▶ **REQUIRED WORK**: Read the records below and copy each line that contains "REPORT".

▶ **MATERIAL FOR THIS TASK**:

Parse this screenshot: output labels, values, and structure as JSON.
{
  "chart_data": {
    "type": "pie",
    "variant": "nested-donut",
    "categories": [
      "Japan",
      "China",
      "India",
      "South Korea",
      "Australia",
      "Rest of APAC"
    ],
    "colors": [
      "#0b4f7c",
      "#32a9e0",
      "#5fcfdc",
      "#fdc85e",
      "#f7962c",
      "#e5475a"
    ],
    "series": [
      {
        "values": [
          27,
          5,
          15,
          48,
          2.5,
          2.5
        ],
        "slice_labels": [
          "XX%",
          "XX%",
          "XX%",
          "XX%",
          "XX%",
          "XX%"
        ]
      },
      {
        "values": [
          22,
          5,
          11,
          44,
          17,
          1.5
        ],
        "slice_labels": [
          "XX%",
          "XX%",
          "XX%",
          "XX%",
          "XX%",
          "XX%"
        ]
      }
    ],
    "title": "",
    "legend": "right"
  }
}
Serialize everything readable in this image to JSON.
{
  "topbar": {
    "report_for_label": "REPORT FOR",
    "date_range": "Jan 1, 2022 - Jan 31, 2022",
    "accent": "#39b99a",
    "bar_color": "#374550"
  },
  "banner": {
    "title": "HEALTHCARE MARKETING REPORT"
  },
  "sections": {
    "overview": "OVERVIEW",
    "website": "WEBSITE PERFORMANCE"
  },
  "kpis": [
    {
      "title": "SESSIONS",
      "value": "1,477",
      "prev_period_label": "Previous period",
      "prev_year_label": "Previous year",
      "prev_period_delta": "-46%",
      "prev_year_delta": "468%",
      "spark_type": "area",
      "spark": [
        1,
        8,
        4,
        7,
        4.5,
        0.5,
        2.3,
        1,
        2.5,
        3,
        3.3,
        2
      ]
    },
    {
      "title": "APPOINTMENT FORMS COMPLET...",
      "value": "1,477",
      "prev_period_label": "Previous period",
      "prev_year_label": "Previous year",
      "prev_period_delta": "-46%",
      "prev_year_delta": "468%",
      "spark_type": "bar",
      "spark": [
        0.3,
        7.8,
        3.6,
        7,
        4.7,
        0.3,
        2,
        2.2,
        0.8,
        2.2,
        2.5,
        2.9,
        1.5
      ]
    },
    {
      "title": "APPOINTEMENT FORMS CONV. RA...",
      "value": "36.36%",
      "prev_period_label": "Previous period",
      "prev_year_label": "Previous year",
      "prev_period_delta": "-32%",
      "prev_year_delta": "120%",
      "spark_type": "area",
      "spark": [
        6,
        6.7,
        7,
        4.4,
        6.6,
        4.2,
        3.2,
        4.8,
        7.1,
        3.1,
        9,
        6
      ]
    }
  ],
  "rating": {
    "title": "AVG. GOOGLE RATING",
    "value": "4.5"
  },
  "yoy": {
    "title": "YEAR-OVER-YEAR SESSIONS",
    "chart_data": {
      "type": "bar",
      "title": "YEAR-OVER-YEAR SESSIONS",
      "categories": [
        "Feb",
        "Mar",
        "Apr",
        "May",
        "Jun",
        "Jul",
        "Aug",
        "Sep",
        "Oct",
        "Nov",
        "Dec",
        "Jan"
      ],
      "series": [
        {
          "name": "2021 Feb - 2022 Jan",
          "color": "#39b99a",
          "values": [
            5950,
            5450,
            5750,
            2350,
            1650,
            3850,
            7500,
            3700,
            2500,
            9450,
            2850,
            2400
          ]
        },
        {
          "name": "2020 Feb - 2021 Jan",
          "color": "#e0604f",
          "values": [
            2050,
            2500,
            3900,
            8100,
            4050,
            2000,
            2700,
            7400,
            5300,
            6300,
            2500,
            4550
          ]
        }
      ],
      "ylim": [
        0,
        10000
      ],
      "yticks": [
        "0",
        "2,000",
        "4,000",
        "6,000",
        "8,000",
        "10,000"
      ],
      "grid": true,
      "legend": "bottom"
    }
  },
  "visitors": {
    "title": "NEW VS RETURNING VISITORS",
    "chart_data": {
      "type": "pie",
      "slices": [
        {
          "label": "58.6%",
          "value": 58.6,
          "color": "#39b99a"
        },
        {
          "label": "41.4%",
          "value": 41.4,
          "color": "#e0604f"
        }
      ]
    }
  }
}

▶ **FULL SOLUTION**:
    "report_for_label": "REPORT FOR",
    "title": "HEALTHCARE MARKETING REPORT"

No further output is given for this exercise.